BEGIN ROWS

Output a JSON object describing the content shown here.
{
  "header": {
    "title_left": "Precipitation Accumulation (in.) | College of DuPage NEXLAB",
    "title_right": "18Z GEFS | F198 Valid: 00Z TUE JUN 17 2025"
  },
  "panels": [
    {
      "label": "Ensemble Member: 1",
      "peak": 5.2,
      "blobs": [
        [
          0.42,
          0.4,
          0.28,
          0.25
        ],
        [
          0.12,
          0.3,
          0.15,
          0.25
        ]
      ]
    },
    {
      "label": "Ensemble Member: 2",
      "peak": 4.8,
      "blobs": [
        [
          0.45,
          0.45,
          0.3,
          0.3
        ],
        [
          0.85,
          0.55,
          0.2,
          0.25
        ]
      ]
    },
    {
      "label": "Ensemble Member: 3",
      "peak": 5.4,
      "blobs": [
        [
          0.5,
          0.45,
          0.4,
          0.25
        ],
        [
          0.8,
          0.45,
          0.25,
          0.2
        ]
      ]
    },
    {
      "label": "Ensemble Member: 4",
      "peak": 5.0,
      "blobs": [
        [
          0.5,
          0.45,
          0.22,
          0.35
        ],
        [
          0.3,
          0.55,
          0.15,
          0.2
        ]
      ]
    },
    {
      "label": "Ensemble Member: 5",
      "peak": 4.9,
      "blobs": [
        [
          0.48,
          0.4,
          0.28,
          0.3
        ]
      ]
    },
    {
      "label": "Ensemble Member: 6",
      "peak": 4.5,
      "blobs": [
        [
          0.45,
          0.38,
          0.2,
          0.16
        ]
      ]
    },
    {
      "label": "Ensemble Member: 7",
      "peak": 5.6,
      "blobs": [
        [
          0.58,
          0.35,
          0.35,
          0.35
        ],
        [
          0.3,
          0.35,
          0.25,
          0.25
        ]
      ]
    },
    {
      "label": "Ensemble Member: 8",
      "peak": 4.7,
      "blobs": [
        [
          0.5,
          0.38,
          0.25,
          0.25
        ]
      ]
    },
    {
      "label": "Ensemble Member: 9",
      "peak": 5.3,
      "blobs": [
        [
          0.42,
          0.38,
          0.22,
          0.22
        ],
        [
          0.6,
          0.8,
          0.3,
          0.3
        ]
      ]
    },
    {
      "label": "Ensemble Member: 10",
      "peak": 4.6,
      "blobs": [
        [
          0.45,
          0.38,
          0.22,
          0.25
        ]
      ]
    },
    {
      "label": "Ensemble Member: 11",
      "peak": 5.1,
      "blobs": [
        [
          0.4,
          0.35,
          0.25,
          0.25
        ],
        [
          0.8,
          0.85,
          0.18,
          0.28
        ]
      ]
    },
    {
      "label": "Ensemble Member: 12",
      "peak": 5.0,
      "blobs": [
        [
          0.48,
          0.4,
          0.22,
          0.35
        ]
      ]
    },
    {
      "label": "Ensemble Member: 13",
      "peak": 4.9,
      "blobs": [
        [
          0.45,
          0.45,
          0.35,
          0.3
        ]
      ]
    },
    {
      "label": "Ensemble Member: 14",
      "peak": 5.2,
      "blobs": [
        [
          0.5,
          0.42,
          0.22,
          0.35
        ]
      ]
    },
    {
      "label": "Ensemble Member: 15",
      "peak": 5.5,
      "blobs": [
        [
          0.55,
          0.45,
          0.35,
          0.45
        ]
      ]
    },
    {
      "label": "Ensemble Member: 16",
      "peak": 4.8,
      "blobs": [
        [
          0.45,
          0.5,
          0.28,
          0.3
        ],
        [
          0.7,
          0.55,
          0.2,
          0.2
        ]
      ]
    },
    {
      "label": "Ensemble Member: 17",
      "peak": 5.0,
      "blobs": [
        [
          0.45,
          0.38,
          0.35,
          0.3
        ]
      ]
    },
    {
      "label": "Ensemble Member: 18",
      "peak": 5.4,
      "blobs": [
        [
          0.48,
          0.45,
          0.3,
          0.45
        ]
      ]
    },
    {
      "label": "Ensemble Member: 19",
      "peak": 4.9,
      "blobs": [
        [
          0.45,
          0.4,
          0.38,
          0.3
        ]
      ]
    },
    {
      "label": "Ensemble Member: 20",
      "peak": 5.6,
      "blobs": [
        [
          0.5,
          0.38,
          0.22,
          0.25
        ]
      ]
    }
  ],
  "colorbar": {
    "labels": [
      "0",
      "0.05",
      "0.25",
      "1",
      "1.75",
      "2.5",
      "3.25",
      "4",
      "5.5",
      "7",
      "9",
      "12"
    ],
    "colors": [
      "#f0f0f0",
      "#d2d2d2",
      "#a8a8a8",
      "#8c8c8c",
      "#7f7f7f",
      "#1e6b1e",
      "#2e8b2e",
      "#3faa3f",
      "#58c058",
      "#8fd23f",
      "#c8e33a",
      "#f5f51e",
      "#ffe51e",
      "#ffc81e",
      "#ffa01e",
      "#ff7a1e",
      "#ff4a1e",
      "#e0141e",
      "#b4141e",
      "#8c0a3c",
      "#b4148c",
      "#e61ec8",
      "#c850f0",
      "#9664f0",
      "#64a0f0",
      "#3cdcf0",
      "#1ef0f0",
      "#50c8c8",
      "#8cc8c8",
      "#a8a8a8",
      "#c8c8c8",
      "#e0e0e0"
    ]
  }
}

END ROWS

:: WRITTEN EXERCISE ::
Word for word, write out all of the data above.

:: WRITTEN RESPONSE ::
Output a JSON object describing the content shown here.
{
  "header": {
    "title_left": "Precipitation Accumulation (in.) | College of DuPage NEXLAB",
    "title_right": "18Z GEFS | F198 Valid: 00Z TUE JUN 17 2025"
  },
  "panels": [
    {
      "label": "Ensemble Member: 1",
      "peak": 5.2,
      "blobs": [
        [
          0.42,
          0.4,
          0.28,
          0.25
        ],
        [
          0.12,
          0.3,
          0.15,
          0.25
        ]
      ]
    },
    {
      "label": "Ensemble Member: 2",
      "peak": 4.8,
      "blobs": [
        [
          0.45,
          0.45,
          0.3,
          0.3
        ],
        [
          0.85,
          0.55,
          0.2,
          0.25
        ]
      ]
    },
    {
      "label": "Ensemble Member: 3",
      "peak": 5.4,
      "blobs": [
        [
          0.5,
          0.45,
          0.4,
          0.25
        ],
        [
          0.8,
          0.45,
          0.25,
          0.2
        ]
      ]
    },
    {
      "label": "Ensemble Member: 4",
      "peak": 5.0,
      "blobs": [
        [
          0.5,
          0.45,
          0.22,
          0.35
        ],
        [
          0.3,
          0.55,
          0.15,
          0.2
        ]
      ]
    },
    {
      "label": "Ensemble Member: 5",
      "peak": 4.9,
      "blobs": [
        [
          0.48,
          0.4,
          0.28,
          0.3
        ]
      ]
    },
    {
      "label": "Ensemble Member: 6",
      "peak": 4.5,
      "blobs": [
        [
          0.45,
          0.38,
          0.2,
          0.16
        ]
      ]
    },
    {
      "label": "Ensemble Member: 7",
      "peak": 5.6,
      "blobs": [
        [
          0.58,
          0.35,
          0.35,
          0.35
        ],
        [
          0.3,
          0.35,
          0.25,
          0.25
        ]
      ]
    },
    {
      "label": "Ensemble Member: 8",
      "peak": 4.7,
      "blobs": [
        [
          0.5,
          0.38,
          0.25,
          0.25
        ]
      ]
    },
    {
      "label": "Ensemble Member: 9",
      "peak": 5.3,
      "blobs": [
        [
          0.42,
          0.38,
          0.22,
          0.22
        ],
        [
          0.6,
          0.8,
          0.3,
          0.3
        ]
      ]
    },
    {
      "label": "Ensemble Member: 10",
      "peak": 4.6,
      "blobs": [
        [
          0.45,
          0.38,
          0.22,
          0.25
        ]
      ]
    },
    {
      "label": "Ensemble Member: 11",
      "peak": 5.1,
      "blobs": [
        [
          0.4,
          0.35,
          0.25,
          0.25
        ],
        [
          0.8,
          0.85,
          0.18,
          0.28
        ]
      ]
    },
    {
      "label": "Ensemble Member: 12",
      "peak": 5.0,
      "blobs": [
        [
          0.48,
          0.4,
          0.22,
          0.35
        ]
      ]
    },
    {
      "label": "Ensemble Member: 13",
      "peak": 4.9,
      "blobs": [
        [
          0.45,
          0.45,
          0.35,
          0.3
        ]
      ]
    },
    {
      "label": "Ensemble Member: 14",
      "peak": 5.2,
      "blobs": [
        [
          0.5,
          0.42,
          0.22,
          0.35
        ]
      ]
    },
    {
      "label": "Ensemble Member: 15",
      "peak": 5.5,
      "blobs": [
        [
          0.55,
          0.45,
          0.35,
          0.45
        ]
      ]
    },
    {
      "label": "Ensemble Member: 16",
      "peak": 4.8,
      "blobs": [
        [
          0.45,
          0.5,
          0.28,
          0.3
        ],
        [
          0.7,
          0.55,
          0.2,
          0.2
        ]
      ]
    },
    {
      "label": "Ensemble Member: 17",
      "peak": 5.0,
      "blobs": [
        [
          0.45,
          0.38,
          0.35,
          0.3
        ]
      ]
    },
    {
      "label": "Ensemble Member: 18",
      "peak": 5.4,
      "blobs": [
        [
          0.48,
          0.45,
          0.3,
          0.45
        ]
      ]
    },
    {
      "label": "Ensemble Member: 19",
      "peak": 4.9,
      "blobs": [
        [
          0.45,
          0.4,
          0.38,
          0.3
        ]
      ]
    },
    {
      "label": "Ensemble Member: 20",
      "peak": 5.6,
      "blobs": [
        [
          0.5,
          0.38,
          0.22,
          0.25
        ]
      ]
    }
  ],
  "colorbar": {
    "labels": [
      "0",
      "0.05",
      "0.25",
      "1",
      "1.75",
      "2.5",
      "3.25",
      "4",
      "5.5",
      "7",
      "9",
      "12"
    ],
    "colors": [
      "#f0f0f0",
      "#d2d2d2",
      "#a8a8a8",
      "#8c8c8c",
      "#7f7f7f",
      "#1e6b1e",
      "#2e8b2e",
      "#3faa3f",
      "#58c058",
      "#8fd23f",
      "#c8e33a",
      "#f5f51e",
      "#ffe51e",
      "#ffc81e",
      "#ffa01e",
      "#ff7a1e",
      "#ff4a1e",
      "#e0141e",
      "#b4141e",
      "#8c0a3c",
      "#b4148c",
      "#e61ec8",
      "#c850f0",
      "#9664f0",
      "#64a0f0",
      "#3cdcf0",
      "#1ef0f0",
      "#50c8c8",
      "#8cc8c8",
      "#a8a8a8",
      "#c8c8c8",
      "#e0e0e0"
    ]
  }
}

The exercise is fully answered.